— Exercise brief —
Take every line that has the string "from" and copy it out.

— Given data —

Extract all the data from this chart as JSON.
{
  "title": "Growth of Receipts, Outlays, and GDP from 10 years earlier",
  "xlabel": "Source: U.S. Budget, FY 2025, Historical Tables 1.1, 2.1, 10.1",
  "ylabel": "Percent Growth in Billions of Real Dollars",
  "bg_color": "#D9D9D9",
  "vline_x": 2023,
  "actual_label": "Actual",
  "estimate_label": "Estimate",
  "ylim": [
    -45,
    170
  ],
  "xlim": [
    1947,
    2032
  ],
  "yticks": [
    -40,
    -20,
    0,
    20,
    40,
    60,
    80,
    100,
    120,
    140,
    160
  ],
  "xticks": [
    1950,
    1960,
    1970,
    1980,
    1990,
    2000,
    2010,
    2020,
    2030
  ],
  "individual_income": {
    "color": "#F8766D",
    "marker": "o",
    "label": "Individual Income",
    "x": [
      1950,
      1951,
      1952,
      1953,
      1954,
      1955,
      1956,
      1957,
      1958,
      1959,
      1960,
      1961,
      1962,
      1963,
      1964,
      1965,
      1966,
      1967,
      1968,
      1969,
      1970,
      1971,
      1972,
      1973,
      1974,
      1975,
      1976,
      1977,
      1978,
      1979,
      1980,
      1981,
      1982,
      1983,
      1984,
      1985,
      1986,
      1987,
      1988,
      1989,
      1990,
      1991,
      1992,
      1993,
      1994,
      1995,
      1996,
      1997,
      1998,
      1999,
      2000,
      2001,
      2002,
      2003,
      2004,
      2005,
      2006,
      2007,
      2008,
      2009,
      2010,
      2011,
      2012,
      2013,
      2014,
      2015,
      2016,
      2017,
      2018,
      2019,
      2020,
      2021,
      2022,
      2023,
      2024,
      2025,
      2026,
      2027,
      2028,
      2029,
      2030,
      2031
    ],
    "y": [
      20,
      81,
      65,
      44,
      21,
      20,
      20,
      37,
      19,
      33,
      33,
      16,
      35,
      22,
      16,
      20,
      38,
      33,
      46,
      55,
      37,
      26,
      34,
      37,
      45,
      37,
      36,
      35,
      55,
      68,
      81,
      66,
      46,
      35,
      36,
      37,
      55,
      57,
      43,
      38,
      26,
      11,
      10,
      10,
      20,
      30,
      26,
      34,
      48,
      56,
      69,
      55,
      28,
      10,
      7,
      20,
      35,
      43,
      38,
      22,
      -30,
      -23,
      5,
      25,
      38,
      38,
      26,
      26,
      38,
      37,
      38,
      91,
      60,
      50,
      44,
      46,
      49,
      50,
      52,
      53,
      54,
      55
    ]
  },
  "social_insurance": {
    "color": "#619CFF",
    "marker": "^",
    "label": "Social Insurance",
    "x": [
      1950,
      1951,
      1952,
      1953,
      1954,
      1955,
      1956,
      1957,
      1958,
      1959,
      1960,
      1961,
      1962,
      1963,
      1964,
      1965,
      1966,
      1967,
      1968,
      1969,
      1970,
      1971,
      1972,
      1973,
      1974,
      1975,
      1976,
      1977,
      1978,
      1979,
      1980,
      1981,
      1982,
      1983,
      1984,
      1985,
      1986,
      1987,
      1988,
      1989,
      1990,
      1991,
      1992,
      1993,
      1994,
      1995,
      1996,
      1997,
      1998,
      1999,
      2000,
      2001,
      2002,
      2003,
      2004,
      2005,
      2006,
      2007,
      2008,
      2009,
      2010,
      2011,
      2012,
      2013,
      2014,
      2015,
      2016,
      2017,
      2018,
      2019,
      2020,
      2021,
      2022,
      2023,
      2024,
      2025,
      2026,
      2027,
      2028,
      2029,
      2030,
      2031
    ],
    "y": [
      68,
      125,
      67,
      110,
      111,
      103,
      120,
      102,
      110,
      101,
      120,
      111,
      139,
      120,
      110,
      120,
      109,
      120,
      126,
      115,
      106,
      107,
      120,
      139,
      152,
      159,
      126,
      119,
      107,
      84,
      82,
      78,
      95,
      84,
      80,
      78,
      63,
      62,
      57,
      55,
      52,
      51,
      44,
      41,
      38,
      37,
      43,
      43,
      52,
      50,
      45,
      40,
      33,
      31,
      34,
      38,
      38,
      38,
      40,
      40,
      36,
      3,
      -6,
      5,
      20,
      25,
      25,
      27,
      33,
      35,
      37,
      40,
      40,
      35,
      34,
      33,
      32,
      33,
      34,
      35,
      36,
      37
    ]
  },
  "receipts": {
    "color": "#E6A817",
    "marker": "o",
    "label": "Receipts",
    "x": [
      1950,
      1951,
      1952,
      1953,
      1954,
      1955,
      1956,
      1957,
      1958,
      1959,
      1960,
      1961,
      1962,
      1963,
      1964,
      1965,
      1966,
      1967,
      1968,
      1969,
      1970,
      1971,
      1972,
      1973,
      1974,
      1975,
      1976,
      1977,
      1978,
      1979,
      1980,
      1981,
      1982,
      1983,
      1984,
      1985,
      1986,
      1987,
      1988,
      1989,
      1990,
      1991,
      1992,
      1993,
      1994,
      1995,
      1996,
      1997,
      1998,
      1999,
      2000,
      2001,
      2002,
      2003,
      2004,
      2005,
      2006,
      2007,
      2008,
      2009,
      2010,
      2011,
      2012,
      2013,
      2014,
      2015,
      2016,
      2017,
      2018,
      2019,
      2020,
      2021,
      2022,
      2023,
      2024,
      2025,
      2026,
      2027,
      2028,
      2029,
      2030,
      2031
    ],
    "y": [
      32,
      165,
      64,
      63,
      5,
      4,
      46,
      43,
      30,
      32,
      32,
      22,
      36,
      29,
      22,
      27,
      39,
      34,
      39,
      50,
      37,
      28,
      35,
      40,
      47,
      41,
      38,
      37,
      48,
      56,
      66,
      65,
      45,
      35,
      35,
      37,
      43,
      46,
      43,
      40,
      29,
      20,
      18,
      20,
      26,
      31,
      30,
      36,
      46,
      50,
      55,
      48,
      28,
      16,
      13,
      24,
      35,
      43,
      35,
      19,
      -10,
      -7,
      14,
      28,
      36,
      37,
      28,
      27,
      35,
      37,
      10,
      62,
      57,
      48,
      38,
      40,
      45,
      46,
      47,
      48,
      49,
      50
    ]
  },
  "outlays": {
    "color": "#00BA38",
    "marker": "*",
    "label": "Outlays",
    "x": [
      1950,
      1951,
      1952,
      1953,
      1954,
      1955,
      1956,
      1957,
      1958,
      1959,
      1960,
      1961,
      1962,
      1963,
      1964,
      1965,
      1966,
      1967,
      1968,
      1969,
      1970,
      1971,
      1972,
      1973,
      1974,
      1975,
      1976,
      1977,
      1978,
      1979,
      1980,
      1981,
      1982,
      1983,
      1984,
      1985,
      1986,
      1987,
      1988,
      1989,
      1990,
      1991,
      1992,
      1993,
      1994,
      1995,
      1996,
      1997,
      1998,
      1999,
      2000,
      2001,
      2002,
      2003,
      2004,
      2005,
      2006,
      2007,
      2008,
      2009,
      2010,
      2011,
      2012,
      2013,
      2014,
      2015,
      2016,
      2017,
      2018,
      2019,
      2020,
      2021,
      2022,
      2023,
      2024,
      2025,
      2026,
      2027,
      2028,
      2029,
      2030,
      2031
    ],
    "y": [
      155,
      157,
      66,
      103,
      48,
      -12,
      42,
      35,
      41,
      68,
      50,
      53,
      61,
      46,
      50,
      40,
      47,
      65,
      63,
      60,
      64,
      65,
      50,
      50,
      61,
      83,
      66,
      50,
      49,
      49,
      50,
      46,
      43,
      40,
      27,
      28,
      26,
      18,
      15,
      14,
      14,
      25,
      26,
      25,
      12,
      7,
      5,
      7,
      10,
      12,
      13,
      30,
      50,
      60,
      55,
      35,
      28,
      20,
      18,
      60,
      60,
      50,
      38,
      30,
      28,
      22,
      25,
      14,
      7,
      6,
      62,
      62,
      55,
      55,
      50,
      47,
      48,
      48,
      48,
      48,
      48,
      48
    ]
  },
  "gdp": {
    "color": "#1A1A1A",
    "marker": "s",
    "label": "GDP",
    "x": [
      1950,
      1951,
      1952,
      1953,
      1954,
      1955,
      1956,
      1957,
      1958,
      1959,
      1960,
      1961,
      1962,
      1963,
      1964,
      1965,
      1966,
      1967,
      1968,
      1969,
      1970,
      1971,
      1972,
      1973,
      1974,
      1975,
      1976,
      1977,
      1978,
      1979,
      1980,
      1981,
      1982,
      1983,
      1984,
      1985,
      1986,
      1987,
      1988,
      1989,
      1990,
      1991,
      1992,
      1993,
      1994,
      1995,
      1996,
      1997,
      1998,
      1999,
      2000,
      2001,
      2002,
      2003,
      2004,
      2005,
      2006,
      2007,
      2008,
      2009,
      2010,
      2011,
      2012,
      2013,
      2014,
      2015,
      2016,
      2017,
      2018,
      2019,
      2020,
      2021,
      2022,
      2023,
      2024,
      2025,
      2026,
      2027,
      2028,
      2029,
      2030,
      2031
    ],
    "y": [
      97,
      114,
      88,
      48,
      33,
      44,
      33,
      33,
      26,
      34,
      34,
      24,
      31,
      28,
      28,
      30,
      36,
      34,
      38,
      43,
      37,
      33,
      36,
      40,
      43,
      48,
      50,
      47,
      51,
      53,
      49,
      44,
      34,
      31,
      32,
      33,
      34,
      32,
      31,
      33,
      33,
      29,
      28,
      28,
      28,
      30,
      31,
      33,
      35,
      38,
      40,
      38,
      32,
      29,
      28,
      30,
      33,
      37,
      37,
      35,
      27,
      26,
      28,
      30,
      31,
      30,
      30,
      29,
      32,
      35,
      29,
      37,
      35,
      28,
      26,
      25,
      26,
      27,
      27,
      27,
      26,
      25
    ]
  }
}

— Written reply —
Extract all the data from this chart as JSON.
  "title": "Growth of Receipts, Outlays, and GDP from 10 years earlier",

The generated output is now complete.